──────── DATA TO USE ────────

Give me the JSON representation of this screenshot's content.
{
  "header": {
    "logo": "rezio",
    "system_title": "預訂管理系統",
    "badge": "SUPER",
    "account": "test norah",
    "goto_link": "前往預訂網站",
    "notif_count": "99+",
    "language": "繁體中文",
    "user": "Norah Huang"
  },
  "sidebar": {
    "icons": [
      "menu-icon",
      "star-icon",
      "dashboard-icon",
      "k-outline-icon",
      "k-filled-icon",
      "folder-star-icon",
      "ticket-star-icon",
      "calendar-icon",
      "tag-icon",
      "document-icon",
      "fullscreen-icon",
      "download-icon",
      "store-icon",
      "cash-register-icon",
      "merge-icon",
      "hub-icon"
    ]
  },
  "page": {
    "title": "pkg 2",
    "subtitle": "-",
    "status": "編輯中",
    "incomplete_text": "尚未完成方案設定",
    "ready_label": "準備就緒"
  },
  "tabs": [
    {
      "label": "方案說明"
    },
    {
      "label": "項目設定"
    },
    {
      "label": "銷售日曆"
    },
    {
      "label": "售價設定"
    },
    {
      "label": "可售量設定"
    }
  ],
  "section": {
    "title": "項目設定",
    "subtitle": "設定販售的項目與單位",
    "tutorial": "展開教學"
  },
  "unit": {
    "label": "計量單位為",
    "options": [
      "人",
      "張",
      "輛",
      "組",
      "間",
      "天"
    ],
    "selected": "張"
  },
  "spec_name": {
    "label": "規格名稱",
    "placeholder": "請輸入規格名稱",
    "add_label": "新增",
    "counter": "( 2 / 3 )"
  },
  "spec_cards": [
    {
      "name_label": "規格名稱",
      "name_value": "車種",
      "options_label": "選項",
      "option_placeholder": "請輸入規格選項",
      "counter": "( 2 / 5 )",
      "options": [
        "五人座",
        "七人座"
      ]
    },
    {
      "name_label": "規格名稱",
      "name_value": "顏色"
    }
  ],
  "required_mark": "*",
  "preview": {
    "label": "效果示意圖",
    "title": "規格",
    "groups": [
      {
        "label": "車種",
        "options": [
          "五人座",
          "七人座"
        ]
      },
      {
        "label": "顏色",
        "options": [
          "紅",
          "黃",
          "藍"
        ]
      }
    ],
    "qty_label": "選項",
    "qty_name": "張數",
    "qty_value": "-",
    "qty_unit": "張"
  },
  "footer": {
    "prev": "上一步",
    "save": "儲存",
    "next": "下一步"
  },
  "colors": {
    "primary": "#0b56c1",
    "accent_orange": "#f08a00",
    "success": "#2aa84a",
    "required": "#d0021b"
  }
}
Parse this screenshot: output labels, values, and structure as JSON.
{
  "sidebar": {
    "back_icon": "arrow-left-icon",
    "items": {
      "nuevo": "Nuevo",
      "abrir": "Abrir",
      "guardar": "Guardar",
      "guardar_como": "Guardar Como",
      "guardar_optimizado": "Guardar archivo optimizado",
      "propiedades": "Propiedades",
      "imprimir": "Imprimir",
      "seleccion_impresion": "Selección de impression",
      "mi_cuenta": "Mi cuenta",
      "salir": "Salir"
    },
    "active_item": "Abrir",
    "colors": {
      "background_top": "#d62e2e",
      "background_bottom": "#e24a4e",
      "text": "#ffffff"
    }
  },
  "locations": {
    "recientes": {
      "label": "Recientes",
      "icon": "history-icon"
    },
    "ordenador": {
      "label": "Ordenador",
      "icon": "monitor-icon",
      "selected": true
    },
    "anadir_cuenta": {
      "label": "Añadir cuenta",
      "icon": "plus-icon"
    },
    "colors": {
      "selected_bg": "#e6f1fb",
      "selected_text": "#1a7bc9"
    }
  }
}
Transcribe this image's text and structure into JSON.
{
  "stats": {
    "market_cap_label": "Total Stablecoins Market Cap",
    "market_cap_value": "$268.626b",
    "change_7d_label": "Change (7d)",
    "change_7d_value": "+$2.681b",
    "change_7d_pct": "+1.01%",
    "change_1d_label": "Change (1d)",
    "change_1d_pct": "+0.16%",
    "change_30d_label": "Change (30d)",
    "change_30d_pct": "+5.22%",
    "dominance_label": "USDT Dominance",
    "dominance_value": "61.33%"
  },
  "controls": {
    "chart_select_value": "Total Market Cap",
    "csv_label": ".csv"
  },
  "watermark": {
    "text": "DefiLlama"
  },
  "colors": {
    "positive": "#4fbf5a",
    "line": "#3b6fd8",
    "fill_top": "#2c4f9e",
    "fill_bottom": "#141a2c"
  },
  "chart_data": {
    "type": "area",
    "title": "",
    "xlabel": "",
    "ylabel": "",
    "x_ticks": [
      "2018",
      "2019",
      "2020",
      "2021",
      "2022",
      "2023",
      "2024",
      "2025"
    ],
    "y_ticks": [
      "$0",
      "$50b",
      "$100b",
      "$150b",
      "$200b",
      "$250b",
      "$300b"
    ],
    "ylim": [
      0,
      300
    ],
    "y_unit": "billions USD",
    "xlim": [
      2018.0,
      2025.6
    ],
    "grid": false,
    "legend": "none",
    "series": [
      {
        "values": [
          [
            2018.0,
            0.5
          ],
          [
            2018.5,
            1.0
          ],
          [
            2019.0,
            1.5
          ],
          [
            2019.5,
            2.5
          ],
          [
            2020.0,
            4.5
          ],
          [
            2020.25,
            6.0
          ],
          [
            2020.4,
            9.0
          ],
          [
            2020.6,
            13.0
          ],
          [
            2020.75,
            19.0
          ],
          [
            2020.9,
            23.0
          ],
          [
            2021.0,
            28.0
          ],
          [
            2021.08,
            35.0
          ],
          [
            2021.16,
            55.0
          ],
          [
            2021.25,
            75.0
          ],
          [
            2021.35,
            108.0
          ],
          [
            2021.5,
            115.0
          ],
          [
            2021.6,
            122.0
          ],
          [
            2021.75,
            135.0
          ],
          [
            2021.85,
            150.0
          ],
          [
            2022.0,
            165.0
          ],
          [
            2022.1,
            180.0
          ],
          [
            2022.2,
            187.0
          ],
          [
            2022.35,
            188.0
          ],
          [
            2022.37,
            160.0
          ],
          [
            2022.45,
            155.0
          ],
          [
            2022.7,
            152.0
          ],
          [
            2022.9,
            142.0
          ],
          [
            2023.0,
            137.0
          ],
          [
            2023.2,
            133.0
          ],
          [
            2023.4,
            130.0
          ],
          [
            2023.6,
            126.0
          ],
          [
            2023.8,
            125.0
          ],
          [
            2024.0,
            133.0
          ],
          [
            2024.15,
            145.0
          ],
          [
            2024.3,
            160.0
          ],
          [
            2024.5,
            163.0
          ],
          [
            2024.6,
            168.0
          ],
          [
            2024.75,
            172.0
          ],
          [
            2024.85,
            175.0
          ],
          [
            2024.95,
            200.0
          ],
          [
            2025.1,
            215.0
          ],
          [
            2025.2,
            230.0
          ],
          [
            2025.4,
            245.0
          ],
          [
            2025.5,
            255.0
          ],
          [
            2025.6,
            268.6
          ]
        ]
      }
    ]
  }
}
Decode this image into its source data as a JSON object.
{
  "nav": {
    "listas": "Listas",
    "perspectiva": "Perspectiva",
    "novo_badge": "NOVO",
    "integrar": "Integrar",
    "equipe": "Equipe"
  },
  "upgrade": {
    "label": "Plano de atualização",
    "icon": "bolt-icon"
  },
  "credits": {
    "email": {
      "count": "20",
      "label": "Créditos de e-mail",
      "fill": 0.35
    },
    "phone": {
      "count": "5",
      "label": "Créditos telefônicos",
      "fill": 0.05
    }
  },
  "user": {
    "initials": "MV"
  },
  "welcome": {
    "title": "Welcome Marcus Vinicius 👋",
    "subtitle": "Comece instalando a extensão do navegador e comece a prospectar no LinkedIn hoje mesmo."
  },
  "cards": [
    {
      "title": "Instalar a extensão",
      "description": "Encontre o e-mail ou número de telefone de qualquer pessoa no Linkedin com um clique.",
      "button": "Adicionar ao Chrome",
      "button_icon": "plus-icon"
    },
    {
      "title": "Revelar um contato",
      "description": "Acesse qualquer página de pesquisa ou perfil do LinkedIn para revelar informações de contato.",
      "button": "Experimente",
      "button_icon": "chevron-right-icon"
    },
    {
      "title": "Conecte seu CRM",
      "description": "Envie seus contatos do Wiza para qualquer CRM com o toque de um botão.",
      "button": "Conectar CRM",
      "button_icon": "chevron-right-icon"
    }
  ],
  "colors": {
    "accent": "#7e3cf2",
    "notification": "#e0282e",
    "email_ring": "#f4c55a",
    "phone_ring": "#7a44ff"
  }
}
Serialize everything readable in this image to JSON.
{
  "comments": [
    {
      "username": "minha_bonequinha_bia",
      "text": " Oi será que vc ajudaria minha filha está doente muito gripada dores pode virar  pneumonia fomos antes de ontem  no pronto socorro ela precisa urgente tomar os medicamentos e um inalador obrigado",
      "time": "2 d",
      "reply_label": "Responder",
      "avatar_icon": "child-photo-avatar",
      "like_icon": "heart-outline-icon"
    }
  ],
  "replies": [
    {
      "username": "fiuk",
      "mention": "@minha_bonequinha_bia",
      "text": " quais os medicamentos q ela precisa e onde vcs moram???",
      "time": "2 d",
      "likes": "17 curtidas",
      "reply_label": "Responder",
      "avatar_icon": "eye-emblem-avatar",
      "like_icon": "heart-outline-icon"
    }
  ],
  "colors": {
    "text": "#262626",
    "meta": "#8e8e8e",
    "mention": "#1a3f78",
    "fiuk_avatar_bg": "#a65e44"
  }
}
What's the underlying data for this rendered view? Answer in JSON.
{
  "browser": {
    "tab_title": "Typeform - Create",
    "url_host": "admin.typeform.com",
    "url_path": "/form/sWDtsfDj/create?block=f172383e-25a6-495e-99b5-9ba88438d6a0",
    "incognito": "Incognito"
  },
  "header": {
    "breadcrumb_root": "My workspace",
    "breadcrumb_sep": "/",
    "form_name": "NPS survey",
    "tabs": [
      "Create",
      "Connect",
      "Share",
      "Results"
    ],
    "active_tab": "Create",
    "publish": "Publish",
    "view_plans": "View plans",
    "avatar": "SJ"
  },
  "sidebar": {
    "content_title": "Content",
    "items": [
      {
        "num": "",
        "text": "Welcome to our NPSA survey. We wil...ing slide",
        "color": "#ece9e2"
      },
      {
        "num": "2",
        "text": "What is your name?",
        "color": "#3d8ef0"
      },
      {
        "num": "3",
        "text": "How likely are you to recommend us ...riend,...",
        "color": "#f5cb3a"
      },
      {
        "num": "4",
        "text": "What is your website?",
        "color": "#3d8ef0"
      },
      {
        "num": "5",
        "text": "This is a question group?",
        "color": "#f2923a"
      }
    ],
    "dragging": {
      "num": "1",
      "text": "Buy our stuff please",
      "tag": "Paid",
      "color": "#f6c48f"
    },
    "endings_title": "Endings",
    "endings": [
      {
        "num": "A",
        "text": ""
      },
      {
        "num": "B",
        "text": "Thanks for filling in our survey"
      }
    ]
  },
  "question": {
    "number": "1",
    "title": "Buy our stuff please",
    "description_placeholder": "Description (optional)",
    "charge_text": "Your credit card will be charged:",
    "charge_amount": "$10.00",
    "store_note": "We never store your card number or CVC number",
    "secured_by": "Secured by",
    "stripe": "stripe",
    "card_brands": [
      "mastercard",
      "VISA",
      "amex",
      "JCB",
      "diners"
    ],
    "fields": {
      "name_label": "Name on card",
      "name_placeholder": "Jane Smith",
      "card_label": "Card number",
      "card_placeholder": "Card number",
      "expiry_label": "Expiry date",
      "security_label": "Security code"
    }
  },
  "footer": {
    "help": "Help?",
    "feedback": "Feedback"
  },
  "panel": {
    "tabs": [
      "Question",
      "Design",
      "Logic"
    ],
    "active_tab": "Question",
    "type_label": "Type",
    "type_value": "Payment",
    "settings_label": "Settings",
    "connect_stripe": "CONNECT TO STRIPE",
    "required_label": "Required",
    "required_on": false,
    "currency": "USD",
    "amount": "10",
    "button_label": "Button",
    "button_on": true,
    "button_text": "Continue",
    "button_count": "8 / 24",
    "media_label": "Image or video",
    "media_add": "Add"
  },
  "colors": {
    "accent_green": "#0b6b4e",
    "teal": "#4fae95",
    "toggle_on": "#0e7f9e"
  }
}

────────

### AIM OF THE TASK
In the material above, show every line where the word "screenshot" turns up.

### ANSWER
Give me the JSON representation of this screenshot's content.
Parse this screenshot: output labels, values, and structure as JSON.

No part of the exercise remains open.